▸ The task:
Would you return all of this data exactly, leaving nothing out?
[Start Material shown]
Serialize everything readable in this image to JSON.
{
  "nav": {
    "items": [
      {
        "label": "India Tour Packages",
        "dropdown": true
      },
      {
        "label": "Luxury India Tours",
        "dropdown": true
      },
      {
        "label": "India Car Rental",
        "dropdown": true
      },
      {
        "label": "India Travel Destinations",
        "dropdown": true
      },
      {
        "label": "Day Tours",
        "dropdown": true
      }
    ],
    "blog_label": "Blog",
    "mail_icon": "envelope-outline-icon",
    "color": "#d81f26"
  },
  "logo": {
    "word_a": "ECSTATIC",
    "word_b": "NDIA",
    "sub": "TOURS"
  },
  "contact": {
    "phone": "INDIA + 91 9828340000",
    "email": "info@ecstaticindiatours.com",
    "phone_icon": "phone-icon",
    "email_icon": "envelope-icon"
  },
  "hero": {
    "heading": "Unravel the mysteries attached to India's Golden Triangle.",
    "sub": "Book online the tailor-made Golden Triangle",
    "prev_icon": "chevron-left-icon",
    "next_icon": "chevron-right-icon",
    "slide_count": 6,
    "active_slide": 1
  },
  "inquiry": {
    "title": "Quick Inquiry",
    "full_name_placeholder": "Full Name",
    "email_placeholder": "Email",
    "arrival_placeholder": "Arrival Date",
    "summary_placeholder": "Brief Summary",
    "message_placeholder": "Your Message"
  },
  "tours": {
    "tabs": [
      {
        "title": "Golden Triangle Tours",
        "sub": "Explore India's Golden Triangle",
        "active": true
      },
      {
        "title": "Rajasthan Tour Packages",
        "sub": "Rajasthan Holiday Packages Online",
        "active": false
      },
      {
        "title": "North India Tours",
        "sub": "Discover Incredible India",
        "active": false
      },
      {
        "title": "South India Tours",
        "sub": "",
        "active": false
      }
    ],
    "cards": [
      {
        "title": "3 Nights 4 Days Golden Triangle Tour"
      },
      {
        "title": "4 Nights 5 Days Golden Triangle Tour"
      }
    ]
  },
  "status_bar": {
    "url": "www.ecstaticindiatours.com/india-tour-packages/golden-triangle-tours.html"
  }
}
[End Material shown]
▸ Task response:
Serialize everything readable in this image to JSON.
{
  "nav": {
    "items": [
      {
        "label": "India Tour Packages",
        "dropdown": true
      },
      {
        "label": "Luxury India Tours",
        "dropdown": true
      },
      {
        "label": "India Car Rental",
        "dropdown": true
      },
      {
        "label": "India Travel Destinations",
        "dropdown": true
      },
      {
        "label": "Day Tours",
        "dropdown": true
      }
    ],
    "blog_label": "Blog",
    "mail_icon": "envelope-outline-icon",
    "color": "#d81f26"
  },
  "logo": {
    "word_a": "ECSTATIC",
    "word_b": "NDIA",
    "sub": "TOURS"
  },
  "contact": {
    "phone": "INDIA + 91 9828340000",
    "email": "info@ecstaticindiatours.com",
    "phone_icon": "phone-icon",
    "email_icon": "envelope-icon"
  },
  "hero": {
    "heading": "Unravel the mysteries attached to India's Golden Triangle.",
    "sub": "Book online the tailor-made Golden Triangle",
    "prev_icon": "chevron-left-icon",
    "next_icon": "chevron-right-icon",
    "slide_count": 6,
    "active_slide": 1
  },
  "inquiry": {
    "title": "Quick Inquiry",
    "full_name_placeholder": "Full Name",
    "email_placeholder": "Email",
    "arrival_placeholder": "Arrival Date",
    "summary_placeholder": "Brief Summary",
    "message_placeholder": "Your Message"
  },
  "tours": {
    "tabs": [
      {
        "title": "Golden Triangle Tours",
        "sub": "Explore India's Golden Triangle",
        "active": true
      },
      {
        "title": "Rajasthan Tour Packages",
        "sub": "Rajasthan Holiday Packages Online",
        "active": false
      },
      {
        "title": "North India Tours",
        "sub": "Discover Incredible India",
        "active": false
      },
      {
        "title": "South India Tours",
        "sub": "",
        "active": false
      }
    ],
    "cards": [
      {
        "title": "3 Nights 4 Days Golden Triangle Tour"
      },
      {
        "title": "4 Nights 5 Days Golden Triangle Tour"
      }
    ]
  },
  "status_bar": {
    "url": "www.ecstaticindiatours.com/india-tour-packages/golden-triangle-tours.html"
  }
}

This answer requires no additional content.